• _Task to complete_: Extract each line holding the word "Conditions" from the entries.

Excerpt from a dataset

──────

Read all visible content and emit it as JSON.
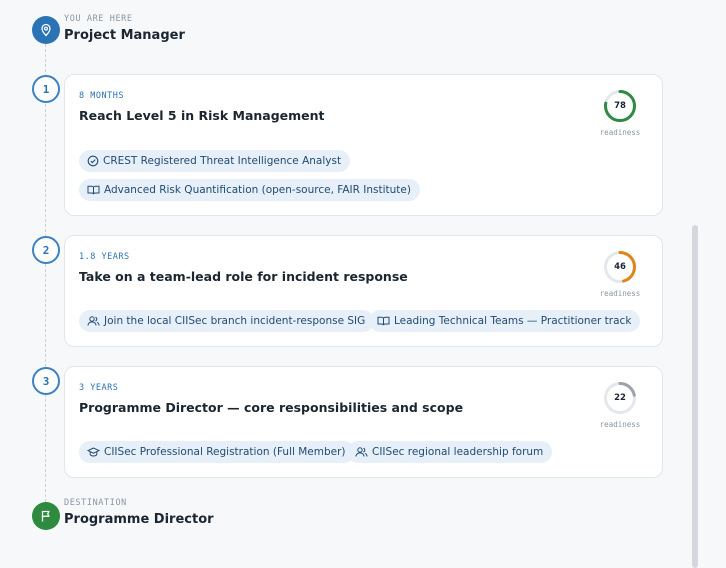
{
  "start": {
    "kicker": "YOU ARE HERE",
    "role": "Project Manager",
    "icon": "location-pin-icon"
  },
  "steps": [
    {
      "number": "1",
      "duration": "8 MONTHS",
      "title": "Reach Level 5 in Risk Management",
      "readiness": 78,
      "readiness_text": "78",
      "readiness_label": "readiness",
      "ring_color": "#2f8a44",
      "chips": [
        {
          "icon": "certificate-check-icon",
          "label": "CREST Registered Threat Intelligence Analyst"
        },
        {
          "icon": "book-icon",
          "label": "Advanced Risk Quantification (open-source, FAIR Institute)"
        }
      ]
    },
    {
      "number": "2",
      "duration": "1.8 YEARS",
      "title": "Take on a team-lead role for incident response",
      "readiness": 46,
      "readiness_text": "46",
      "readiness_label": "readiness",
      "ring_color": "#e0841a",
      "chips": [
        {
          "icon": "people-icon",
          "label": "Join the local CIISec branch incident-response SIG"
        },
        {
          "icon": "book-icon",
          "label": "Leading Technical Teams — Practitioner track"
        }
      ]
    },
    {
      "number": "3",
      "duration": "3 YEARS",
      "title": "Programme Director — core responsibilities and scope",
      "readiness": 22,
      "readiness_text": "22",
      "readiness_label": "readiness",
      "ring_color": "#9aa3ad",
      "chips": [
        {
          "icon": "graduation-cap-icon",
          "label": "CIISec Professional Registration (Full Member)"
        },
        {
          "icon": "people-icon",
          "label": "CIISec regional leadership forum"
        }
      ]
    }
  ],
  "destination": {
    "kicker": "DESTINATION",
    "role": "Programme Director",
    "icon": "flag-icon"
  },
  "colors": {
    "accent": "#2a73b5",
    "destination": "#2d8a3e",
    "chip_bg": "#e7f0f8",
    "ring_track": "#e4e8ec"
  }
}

──────

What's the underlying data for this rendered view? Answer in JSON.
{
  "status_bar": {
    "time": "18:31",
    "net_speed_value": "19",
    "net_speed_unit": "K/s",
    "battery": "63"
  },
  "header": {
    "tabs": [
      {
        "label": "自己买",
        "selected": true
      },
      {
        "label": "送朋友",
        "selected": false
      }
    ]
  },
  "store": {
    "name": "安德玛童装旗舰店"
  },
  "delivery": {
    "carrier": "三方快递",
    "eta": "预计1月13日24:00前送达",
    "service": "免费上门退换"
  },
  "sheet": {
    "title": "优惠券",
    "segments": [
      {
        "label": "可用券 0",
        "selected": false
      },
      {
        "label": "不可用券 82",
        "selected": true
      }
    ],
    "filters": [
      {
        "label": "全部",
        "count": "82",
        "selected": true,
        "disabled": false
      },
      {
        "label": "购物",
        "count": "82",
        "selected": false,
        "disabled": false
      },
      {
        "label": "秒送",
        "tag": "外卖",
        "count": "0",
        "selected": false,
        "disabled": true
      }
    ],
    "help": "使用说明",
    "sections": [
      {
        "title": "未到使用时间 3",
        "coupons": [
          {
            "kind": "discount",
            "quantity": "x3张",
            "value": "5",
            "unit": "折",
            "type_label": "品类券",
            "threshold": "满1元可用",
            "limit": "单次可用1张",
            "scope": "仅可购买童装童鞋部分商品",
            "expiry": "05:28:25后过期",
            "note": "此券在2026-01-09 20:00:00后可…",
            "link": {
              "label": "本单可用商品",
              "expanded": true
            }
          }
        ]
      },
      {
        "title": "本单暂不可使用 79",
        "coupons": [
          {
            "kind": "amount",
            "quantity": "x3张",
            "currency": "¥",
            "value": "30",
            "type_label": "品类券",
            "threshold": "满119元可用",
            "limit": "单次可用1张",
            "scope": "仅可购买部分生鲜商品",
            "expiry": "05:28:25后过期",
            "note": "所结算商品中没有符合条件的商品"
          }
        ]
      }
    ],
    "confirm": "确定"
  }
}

──────

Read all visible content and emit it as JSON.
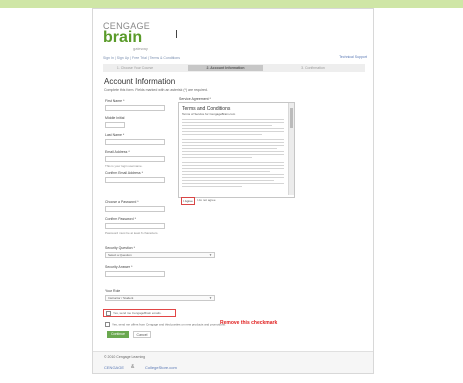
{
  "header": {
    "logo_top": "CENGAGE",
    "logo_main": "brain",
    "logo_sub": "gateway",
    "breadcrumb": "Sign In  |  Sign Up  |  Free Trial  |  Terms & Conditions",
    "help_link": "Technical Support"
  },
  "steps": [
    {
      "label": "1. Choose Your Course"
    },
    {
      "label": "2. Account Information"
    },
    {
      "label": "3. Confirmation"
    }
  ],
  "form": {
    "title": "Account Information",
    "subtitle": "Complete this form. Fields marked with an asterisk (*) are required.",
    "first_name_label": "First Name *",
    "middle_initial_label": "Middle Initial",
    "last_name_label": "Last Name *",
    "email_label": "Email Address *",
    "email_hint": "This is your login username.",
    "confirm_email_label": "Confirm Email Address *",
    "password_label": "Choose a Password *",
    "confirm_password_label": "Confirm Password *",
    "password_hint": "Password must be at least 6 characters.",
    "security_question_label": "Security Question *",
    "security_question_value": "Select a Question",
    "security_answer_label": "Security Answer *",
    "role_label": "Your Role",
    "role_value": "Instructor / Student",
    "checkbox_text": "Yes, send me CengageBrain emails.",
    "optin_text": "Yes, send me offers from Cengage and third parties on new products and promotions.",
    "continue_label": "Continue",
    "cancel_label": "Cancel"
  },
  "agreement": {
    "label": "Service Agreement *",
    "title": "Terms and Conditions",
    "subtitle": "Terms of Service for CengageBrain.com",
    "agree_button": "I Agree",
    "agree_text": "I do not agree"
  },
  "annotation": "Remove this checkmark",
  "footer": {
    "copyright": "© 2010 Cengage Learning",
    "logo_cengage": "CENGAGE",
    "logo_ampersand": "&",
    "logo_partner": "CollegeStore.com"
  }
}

──────

• _Result of the exercise_:
    "breadcrumb": "Sign In  |  Sign Up  |  Free Trial  |  Terms & Conditions",
    "title": "Terms and Conditions",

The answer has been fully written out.